What the exercise asks
Look through the data below. Collect every line where the word "only" occurs.

Stored entries

# # # #

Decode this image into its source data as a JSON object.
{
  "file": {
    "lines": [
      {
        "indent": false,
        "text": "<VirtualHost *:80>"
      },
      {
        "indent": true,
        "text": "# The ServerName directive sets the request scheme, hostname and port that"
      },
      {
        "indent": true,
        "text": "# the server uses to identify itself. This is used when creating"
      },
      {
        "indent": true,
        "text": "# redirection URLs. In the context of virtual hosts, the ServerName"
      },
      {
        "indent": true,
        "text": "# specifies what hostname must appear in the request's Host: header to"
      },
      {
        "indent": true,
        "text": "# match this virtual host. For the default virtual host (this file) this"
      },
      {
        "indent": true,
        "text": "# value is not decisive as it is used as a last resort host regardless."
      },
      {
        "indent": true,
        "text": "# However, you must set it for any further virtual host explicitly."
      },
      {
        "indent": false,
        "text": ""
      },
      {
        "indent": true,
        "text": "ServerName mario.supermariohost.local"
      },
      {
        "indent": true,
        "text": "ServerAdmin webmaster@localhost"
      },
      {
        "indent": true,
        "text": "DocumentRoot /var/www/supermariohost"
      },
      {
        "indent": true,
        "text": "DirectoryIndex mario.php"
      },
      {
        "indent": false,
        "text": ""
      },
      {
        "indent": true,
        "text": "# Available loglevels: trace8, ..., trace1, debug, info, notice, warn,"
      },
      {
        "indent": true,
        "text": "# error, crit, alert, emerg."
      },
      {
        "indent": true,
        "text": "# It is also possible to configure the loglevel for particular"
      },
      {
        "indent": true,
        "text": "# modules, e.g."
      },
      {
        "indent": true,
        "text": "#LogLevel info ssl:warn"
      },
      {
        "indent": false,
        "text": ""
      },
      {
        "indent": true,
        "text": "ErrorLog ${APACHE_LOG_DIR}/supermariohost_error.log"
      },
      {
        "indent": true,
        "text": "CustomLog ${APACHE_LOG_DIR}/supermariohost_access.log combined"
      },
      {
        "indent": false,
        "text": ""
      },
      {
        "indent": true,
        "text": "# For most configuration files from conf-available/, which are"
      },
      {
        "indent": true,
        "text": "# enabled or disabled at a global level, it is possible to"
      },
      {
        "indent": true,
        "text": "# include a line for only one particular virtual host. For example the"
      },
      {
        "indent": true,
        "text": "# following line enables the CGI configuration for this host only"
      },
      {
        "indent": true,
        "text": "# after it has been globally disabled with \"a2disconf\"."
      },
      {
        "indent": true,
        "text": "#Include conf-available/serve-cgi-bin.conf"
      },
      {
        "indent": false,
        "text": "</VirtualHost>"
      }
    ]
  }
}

# # # #

The output
        "text": "# include a line for only one particular virtual host. For example the"
        "text": "# following line enables the CGI configuration for this host only"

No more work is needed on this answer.